[Collection entries]
*****

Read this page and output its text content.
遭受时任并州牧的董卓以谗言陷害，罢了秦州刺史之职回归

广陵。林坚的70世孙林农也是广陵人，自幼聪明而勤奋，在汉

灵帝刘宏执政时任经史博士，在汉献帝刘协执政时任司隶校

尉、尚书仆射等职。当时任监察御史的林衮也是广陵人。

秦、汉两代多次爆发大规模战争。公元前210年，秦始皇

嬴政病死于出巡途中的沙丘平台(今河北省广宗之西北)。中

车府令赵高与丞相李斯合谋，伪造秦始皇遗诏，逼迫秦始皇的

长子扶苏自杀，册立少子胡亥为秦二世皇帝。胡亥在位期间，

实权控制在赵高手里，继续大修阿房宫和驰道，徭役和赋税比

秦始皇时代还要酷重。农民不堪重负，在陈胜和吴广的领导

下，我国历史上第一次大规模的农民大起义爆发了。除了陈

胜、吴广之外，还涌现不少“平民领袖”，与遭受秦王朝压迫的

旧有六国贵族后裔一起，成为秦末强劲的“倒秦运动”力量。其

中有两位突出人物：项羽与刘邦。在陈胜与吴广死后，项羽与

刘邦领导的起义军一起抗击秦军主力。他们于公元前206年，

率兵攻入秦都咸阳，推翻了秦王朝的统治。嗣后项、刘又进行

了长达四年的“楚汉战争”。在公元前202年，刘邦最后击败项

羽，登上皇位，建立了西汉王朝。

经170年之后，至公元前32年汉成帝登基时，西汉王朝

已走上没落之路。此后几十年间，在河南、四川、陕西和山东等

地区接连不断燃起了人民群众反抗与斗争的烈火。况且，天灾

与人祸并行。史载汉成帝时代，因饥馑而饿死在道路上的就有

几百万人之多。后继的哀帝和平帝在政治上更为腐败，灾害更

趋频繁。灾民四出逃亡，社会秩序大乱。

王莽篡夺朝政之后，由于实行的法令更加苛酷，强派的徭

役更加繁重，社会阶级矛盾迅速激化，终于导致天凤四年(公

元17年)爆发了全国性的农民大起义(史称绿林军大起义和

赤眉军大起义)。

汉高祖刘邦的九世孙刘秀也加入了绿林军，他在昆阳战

*****

## The problem
Extract each line from the listing above, please, and repeat it exactly.

## Expected output
Read this page and output its text content.
遭受时任并州牧的董卓以谗言陷害，罢了秦州刺史之职回归

广陵。林坚的70世孙林农也是广陵人，自幼聪明而勤奋，在汉

灵帝刘宏执政时任经史博士，在汉献帝刘协执政时任司隶校

尉、尚书仆射等职。当时任监察御史的林衮也是广陵人。

秦、汉两代多次爆发大规模战争。公元前210年，秦始皇

嬴政病死于出巡途中的沙丘平台(今河北省广宗之西北)。中

车府令赵高与丞相李斯合谋，伪造秦始皇遗诏，逼迫秦始皇的

长子扶苏自杀，册立少子胡亥为秦二世皇帝。胡亥在位期间，

实权控制在赵高手里，继续大修阿房宫和驰道，徭役和赋税比

秦始皇时代还要酷重。农民不堪重负，在陈胜和吴广的领导

下，我国历史上第一次大规模的农民大起义爆发了。除了陈

胜、吴广之外，还涌现不少“平民领袖”，与遭受秦王朝压迫的

旧有六国贵族后裔一起，成为秦末强劲的“倒秦运动”力量。其

中有两位突出人物：项羽与刘邦。在陈胜与吴广死后，项羽与

刘邦领导的起义军一起抗击秦军主力。他们于公元前206年，

率兵攻入秦都咸阳，推翻了秦王朝的统治。嗣后项、刘又进行

了长达四年的“楚汉战争”。在公元前202年，刘邦最后击败项

羽，登上皇位，建立了西汉王朝。

经170年之后，至公元前32年汉成帝登基时，西汉王朝

已走上没落之路。此后几十年间，在河南、四川、陕西和山东等

地区接连不断燃起了人民群众反抗与斗争的烈火。况且，天灾

与人祸并行。史载汉成帝时代，因饥馑而饿死在道路上的就有

几百万人之多。后继的哀帝和平帝在政治上更为腐败，灾害更

趋频繁。灾民四出逃亡，社会秩序大乱。

王莽篡夺朝政之后，由于实行的法令更加苛酷，强派的徭

役更加繁重，社会阶级矛盾迅速激化，终于导致天凤四年(公

元17年)爆发了全国性的农民大起义(史称绿林军大起义和

赤眉军大起义)。

汉高祖刘邦的九世孙刘秀也加入了绿林军，他在昆阳战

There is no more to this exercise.